-- What you will do --
Scan the lines below for the string "icon" and copy every one that has it.

-- Extracted records --
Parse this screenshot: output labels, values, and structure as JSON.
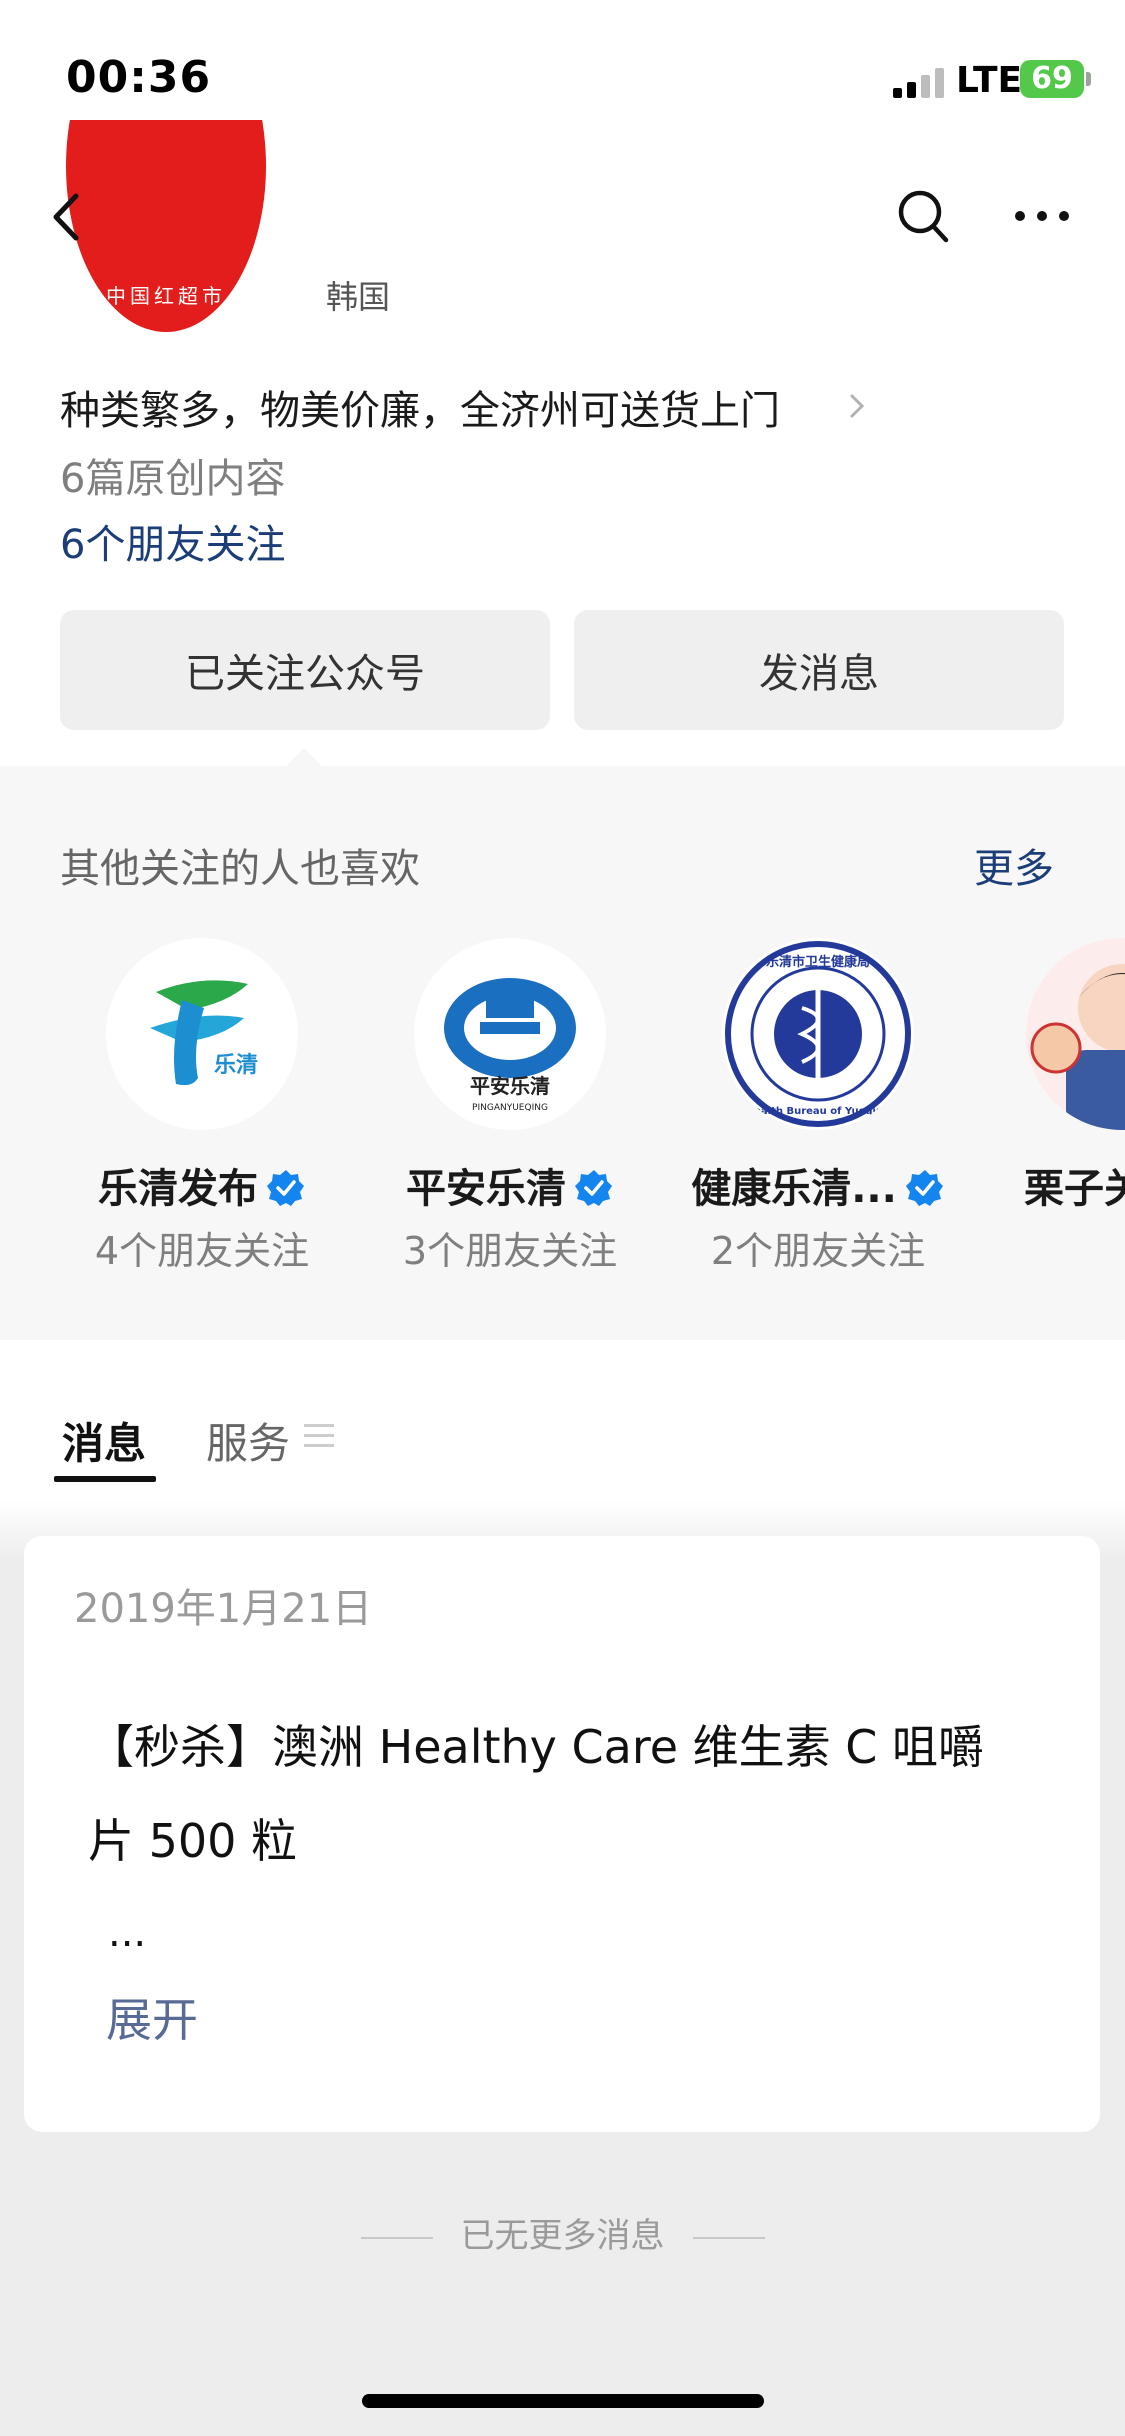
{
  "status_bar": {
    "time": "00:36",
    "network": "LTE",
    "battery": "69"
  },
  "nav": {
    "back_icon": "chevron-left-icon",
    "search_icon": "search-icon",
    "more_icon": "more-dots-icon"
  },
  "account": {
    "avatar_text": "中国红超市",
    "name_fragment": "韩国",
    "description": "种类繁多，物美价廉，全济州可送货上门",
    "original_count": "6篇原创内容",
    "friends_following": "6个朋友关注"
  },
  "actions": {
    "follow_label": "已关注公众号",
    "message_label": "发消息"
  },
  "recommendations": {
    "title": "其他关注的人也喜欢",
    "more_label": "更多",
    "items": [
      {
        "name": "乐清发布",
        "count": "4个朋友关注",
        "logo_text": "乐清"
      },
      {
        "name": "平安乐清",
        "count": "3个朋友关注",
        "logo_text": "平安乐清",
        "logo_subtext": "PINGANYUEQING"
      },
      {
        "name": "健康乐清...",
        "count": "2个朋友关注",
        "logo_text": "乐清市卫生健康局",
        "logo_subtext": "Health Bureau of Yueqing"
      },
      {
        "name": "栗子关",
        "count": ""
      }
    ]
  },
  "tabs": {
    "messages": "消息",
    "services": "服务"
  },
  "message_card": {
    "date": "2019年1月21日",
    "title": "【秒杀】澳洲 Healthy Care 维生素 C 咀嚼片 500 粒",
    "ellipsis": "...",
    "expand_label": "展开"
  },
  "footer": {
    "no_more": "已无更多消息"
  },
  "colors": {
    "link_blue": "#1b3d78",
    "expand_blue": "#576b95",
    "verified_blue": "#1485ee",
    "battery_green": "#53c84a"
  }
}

-- Full solution --
    "back_icon": "chevron-left-icon",
    "search_icon": "search-icon",
    "more_icon": "more-dots-icon"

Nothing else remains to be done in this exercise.